*Challenge:*
Below are some entries. Work out how many of their lines hold the word "Mbps", and write that number alone.

[Dataset rows about figures]
__________________________________________________
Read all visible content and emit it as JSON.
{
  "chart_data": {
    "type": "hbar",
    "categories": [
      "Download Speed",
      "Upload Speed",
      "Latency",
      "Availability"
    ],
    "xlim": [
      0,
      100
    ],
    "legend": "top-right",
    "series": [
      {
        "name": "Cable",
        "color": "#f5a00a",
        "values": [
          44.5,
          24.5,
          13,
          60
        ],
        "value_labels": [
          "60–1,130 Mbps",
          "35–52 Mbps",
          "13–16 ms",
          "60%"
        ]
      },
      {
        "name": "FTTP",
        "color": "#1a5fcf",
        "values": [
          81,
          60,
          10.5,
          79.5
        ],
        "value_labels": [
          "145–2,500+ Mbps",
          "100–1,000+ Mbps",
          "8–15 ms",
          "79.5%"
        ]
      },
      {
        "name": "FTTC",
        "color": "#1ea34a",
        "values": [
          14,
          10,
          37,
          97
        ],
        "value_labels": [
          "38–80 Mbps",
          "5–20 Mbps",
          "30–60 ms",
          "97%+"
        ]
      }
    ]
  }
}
__________________________________________________
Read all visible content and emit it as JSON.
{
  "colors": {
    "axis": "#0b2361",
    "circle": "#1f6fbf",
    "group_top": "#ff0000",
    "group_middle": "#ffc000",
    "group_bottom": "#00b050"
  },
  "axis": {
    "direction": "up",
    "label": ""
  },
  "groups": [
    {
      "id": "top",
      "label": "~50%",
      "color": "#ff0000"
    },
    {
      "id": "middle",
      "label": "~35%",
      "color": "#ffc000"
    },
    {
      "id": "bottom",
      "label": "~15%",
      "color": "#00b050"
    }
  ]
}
__________________________________________________
*Task output:*
6